● Problem details
Your task is to copy every line of the entries that contains "plus".

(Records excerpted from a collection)
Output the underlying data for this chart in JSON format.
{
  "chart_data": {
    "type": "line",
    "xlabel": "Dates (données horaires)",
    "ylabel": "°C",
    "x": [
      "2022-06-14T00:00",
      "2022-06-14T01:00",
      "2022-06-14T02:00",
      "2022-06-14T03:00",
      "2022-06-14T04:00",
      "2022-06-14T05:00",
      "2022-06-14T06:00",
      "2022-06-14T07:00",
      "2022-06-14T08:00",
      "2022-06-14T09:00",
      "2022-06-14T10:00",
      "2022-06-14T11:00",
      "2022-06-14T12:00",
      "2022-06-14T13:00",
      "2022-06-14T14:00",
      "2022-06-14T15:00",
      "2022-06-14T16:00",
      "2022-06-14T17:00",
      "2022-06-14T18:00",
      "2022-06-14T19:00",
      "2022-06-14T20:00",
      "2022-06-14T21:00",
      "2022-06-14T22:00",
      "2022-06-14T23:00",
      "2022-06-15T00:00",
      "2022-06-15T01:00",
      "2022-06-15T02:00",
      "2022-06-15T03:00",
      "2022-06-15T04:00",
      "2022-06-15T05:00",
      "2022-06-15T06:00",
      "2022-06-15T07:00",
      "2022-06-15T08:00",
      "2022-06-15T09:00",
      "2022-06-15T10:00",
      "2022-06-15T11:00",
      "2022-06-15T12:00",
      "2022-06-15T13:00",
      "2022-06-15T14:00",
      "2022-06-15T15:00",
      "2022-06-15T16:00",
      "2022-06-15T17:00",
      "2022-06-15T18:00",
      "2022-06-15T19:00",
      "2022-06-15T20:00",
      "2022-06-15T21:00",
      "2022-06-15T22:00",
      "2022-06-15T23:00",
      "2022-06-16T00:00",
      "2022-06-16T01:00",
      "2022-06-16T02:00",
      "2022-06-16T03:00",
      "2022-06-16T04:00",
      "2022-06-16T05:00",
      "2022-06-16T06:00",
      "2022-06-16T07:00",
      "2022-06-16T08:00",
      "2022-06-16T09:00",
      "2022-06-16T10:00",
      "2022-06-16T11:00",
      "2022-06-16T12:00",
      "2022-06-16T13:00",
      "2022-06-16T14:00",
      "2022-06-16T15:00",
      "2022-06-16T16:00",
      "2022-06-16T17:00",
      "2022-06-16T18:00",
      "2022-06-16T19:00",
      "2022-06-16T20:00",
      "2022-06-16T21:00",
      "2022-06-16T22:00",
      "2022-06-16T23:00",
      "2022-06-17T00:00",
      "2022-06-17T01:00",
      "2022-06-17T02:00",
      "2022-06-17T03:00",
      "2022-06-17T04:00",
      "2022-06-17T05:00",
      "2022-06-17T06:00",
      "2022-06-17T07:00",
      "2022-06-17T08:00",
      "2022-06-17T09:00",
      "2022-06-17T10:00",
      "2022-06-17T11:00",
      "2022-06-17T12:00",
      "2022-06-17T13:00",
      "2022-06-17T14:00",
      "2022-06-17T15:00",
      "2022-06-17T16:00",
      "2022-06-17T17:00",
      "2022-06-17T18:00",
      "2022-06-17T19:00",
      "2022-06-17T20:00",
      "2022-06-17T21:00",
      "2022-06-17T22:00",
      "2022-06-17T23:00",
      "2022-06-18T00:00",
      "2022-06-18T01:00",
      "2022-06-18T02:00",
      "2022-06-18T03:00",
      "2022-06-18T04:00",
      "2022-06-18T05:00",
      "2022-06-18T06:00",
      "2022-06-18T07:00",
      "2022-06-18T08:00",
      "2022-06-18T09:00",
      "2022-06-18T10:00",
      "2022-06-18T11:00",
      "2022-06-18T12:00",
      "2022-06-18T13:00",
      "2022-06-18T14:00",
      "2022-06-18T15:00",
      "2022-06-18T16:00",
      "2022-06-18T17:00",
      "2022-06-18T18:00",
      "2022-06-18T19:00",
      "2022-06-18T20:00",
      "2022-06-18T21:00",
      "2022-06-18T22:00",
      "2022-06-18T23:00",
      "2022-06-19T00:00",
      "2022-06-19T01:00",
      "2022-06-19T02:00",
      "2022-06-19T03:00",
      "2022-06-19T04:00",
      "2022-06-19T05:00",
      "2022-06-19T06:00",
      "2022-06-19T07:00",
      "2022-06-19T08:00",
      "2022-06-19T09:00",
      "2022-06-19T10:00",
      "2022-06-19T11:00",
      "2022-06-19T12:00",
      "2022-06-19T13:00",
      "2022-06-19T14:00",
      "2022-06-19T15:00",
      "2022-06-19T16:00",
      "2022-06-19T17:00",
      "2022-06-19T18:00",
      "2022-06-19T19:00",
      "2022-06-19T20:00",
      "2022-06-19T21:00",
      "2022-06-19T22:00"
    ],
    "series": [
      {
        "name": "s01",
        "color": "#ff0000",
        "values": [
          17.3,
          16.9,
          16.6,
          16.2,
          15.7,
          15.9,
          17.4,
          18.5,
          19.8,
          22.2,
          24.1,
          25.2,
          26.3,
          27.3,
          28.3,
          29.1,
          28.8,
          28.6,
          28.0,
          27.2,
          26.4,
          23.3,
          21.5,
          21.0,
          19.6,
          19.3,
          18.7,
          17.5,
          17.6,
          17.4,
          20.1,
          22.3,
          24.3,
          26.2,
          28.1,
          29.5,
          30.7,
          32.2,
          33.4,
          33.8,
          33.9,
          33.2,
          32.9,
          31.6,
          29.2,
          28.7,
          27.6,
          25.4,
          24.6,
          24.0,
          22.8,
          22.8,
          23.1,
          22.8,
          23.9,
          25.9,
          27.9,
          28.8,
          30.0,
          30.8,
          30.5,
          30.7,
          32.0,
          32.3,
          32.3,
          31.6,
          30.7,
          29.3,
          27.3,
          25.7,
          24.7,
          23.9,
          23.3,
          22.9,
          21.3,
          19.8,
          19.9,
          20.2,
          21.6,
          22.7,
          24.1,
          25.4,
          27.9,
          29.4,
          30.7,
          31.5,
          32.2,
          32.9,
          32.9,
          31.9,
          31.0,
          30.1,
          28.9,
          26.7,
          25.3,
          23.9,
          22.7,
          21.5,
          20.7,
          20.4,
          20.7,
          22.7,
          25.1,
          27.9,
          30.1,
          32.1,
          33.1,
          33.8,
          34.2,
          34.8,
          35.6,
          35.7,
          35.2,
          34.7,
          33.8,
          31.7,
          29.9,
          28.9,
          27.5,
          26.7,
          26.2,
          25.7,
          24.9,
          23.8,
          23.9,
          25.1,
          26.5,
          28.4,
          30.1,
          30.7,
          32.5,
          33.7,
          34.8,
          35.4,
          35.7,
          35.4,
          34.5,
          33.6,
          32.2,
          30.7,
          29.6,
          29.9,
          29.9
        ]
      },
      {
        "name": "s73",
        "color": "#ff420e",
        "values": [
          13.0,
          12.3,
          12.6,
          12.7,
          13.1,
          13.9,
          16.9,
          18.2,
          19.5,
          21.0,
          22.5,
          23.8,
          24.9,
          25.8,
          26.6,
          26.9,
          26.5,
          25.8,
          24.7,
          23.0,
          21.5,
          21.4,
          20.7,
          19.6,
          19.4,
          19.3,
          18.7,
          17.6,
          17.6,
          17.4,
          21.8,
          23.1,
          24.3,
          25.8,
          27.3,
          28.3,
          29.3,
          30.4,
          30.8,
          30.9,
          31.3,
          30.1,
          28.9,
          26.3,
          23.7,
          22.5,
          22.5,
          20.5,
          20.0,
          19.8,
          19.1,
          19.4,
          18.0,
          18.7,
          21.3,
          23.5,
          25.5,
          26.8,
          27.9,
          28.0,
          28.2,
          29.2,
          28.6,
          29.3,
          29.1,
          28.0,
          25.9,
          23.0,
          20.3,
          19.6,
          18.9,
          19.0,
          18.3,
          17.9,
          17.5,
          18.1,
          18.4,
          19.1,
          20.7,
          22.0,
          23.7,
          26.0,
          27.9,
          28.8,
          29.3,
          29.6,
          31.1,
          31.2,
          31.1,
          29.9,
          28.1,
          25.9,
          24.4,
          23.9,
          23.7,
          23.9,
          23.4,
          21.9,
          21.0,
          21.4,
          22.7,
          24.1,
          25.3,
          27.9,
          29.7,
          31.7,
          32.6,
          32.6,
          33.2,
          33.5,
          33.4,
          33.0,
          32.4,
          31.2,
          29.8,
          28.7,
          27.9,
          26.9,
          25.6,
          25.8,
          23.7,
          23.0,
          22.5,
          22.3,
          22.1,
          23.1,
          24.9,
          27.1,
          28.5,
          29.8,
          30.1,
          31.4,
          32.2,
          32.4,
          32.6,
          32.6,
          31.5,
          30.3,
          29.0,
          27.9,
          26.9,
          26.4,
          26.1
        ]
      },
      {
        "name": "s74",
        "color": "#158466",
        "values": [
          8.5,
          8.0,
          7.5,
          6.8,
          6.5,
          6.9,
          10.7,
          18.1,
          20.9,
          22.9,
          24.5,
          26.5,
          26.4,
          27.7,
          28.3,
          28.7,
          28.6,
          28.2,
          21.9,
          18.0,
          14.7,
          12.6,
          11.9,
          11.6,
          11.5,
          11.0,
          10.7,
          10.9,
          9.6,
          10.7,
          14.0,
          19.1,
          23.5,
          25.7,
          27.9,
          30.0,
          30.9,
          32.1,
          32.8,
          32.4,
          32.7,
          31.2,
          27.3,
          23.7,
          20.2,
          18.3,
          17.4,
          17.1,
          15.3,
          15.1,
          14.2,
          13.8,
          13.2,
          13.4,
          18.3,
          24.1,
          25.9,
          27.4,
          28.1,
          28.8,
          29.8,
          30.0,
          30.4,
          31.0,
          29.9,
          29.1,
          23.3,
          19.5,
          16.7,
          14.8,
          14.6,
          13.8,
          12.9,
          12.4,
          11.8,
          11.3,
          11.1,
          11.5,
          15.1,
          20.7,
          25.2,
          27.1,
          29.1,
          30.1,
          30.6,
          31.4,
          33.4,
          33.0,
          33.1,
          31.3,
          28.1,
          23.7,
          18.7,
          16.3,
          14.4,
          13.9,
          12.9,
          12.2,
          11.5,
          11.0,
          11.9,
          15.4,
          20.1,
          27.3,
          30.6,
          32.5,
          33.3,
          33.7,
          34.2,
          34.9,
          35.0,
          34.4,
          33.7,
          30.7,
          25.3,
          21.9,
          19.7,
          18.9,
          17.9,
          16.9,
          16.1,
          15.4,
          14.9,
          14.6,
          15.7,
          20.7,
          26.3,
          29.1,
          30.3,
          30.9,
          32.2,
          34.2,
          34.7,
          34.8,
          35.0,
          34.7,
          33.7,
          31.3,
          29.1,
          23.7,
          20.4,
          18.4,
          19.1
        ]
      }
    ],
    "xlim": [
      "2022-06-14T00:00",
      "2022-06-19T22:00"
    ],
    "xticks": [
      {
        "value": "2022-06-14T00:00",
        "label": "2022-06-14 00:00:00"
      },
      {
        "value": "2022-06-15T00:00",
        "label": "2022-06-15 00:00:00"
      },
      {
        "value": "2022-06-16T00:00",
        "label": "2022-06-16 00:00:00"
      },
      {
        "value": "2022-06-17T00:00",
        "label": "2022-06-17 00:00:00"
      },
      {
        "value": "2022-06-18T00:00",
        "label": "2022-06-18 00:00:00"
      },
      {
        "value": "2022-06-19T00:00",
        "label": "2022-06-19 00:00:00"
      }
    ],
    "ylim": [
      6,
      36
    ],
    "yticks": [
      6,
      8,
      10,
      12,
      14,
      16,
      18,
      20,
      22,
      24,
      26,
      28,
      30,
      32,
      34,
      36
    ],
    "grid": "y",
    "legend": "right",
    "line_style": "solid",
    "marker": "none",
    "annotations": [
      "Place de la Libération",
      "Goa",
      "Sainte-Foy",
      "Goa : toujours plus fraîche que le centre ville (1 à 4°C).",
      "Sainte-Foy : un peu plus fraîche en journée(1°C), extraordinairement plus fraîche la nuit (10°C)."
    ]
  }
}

● Answer to the problem
      "Goa : toujours plus fraîche que le centre ville (1 à 4°C).",
      "Sainte-Foy : un peu plus fraîche en journée(1°C), extraordinairement plus fraîche la nuit (10°C)."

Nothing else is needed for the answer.